» **Job**
Retype the material that follows, keeping every word as it is.

» **Input data**
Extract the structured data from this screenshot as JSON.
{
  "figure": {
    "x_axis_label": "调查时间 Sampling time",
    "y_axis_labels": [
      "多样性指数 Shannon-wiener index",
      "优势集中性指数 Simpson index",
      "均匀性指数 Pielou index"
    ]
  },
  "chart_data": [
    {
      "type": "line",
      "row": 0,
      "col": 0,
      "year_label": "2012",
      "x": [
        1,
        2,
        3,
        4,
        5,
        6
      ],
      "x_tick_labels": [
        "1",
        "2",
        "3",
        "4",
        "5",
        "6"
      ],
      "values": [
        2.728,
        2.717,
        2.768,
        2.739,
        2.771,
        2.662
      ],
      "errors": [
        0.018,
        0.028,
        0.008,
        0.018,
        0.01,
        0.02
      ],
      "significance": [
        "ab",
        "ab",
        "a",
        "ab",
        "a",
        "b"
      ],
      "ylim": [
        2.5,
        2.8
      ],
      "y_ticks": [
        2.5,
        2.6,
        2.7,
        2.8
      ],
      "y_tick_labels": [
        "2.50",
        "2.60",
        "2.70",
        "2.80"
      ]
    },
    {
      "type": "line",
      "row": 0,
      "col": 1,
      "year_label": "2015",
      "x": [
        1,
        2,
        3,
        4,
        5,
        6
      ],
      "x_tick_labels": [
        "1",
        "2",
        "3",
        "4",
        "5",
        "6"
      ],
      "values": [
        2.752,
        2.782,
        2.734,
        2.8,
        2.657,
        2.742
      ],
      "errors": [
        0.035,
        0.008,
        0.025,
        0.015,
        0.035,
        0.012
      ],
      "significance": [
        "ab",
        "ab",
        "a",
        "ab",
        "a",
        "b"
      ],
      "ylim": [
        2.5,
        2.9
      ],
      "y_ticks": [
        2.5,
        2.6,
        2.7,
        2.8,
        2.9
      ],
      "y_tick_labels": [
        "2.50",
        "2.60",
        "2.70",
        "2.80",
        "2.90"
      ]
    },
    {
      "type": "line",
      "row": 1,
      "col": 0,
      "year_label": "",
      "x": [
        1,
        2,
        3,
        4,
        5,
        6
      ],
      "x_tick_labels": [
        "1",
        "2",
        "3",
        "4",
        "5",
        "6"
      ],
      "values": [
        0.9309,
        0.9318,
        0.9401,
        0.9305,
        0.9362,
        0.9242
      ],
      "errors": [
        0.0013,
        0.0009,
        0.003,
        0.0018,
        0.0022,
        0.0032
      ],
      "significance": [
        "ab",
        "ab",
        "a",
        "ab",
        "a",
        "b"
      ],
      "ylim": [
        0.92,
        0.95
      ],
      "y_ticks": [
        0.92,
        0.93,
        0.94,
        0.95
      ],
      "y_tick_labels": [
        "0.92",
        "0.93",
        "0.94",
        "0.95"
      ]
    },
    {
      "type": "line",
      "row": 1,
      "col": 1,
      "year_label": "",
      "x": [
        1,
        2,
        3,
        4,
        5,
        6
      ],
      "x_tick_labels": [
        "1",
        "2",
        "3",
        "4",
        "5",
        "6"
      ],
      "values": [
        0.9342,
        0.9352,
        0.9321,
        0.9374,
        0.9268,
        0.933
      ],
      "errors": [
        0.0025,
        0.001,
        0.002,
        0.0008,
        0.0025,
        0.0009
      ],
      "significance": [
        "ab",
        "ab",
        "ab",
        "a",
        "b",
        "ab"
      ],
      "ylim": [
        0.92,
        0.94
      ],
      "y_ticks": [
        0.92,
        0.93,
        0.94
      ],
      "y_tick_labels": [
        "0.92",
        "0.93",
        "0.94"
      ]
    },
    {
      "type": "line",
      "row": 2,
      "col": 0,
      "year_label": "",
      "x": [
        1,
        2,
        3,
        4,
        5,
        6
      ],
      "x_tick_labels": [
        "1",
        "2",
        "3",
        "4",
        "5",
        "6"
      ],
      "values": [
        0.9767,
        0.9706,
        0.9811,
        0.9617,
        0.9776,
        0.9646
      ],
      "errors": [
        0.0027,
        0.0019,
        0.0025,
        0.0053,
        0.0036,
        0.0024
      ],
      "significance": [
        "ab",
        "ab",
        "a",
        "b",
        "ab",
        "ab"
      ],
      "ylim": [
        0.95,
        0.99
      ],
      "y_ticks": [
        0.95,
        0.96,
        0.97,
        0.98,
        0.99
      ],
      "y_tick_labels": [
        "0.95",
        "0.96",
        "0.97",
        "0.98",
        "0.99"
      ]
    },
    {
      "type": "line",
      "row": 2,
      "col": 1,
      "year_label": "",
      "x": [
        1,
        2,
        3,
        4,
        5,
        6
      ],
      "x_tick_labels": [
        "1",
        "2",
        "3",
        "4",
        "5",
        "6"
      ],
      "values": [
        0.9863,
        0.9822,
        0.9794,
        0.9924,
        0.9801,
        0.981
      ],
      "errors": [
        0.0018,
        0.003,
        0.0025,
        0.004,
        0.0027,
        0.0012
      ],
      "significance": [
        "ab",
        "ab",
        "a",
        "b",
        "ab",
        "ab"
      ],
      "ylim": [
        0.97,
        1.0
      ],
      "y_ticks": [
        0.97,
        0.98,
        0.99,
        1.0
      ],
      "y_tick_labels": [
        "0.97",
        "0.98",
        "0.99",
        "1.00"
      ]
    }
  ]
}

» **The output**
Extract the structured data from this screenshot as JSON.
{
  "figure": {
    "x_axis_label": "调查时间 Sampling time",
    "y_axis_labels": [
      "多样性指数 Shannon-wiener index",
      "优势集中性指数 Simpson index",
      "均匀性指数 Pielou index"
    ]
  },
  "chart_data": [
    {
      "type": "line",
      "row": 0,
      "col": 0,
      "year_label": "2012",
      "x": [
        1,
        2,
        3,
        4,
        5,
        6
      ],
      "x_tick_labels": [
        "1",
        "2",
        "3",
        "4",
        "5",
        "6"
      ],
      "values": [
        2.728,
        2.717,
        2.768,
        2.739,
        2.771,
        2.662
      ],
      "errors": [
        0.018,
        0.028,
        0.008,
        0.018,
        0.01,
        0.02
      ],
      "significance": [
        "ab",
        "ab",
        "a",
        "ab",
        "a",
        "b"
      ],
      "ylim": [
        2.5,
        2.8
      ],
      "y_ticks": [
        2.5,
        2.6,
        2.7,
        2.8
      ],
      "y_tick_labels": [
        "2.50",
        "2.60",
        "2.70",
        "2.80"
      ]
    },
    {
      "type": "line",
      "row": 0,
      "col": 1,
      "year_label": "2015",
      "x": [
        1,
        2,
        3,
        4,
        5,
        6
      ],
      "x_tick_labels": [
        "1",
        "2",
        "3",
        "4",
        "5",
        "6"
      ],
      "values": [
        2.752,
        2.782,
        2.734,
        2.8,
        2.657,
        2.742
      ],
      "errors": [
        0.035,
        0.008,
        0.025,
        0.015,
        0.035,
        0.012
      ],
      "significance": [
        "ab",
        "ab",
        "a",
        "ab",
        "a",
        "b"
      ],
      "ylim": [
        2.5,
        2.9
      ],
      "y_ticks": [
        2.5,
        2.6,
        2.7,
        2.8,
        2.9
      ],
      "y_tick_labels": [
        "2.50",
        "2.60",
        "2.70",
        "2.80",
        "2.90"
      ]
    },
    {
      "type": "line",
      "row": 1,
      "col": 0,
      "year_label": "",
      "x": [
        1,
        2,
        3,
        4,
        5,
        6
      ],
      "x_tick_labels": [
        "1",
        "2",
        "3",
        "4",
        "5",
        "6"
      ],
      "values": [
        0.9309,
        0.9318,
        0.9401,
        0.9305,
        0.9362,
        0.9242
      ],
      "errors": [
        0.0013,
        0.0009,
        0.003,
        0.0018,
        0.0022,
        0.0032
      ],
      "significance": [
        "ab",
        "ab",
        "a",
        "ab",
        "a",
        "b"
      ],
      "ylim": [
        0.92,
        0.95
      ],
      "y_ticks": [
        0.92,
        0.93,
        0.94,
        0.95
      ],
      "y_tick_labels": [
        "0.92",
        "0.93",
        "0.94",
        "0.95"
      ]
    },
    {
      "type": "line",
      "row": 1,
      "col": 1,
      "year_label": "",
      "x": [
        1,
        2,
        3,
        4,
        5,
        6
      ],
      "x_tick_labels": [
        "1",
        "2",
        "3",
        "4",
        "5",
        "6"
      ],
      "values": [
        0.9342,
        0.9352,
        0.9321,
        0.9374,
        0.9268,
        0.933
      ],
      "errors": [
        0.0025,
        0.001,
        0.002,
        0.0008,
        0.0025,
        0.0009
      ],
      "significance": [
        "ab",
        "ab",
        "ab",
        "a",
        "b",
        "ab"
      ],
      "ylim": [
        0.92,
        0.94
      ],
      "y_ticks": [
        0.92,
        0.93,
        0.94
      ],
      "y_tick_labels": [
        "0.92",
        "0.93",
        "0.94"
      ]
    },
    {
      "type": "line",
      "row": 2,
      "col": 0,
      "year_label": "",
      "x": [
        1,
        2,
        3,
        4,
        5,
        6
      ],
      "x_tick_labels": [
        "1",
        "2",
        "3",
        "4",
        "5",
        "6"
      ],
      "values": [
        0.9767,
        0.9706,
        0.9811,
        0.9617,
        0.9776,
        0.9646
      ],
      "errors": [
        0.0027,
        0.0019,
        0.0025,
        0.0053,
        0.0036,
        0.0024
      ],
      "significance": [
        "ab",
        "ab",
        "a",
        "b",
        "ab",
        "ab"
      ],
      "ylim": [
        0.95,
        0.99
      ],
      "y_ticks": [
        0.95,
        0.96,
        0.97,
        0.98,
        0.99
      ],
      "y_tick_labels": [
        "0.95",
        "0.96",
        "0.97",
        "0.98",
        "0.99"
      ]
    },
    {
      "type": "line",
      "row": 2,
      "col": 1,
      "year_label": "",
      "x": [
        1,
        2,
        3,
        4,
        5,
        6
      ],
      "x_tick_labels": [
        "1",
        "2",
        "3",
        "4",
        "5",
        "6"
      ],
      "values": [
        0.9863,
        0.9822,
        0.9794,
        0.9924,
        0.9801,
        0.981
      ],
      "errors": [
        0.0018,
        0.003,
        0.0025,
        0.004,
        0.0027,
        0.0012
      ],
      "significance": [
        "ab",
        "ab",
        "a",
        "b",
        "ab",
        "ab"
      ],
      "ylim": [
        0.97,
        1.0
      ],
      "y_ticks": [
        0.97,
        0.98,
        0.99,
        1.0
      ],
      "y_tick_labels": [
        "0.97",
        "0.98",
        "0.99",
        "1.00"
      ]
    }
  ]
}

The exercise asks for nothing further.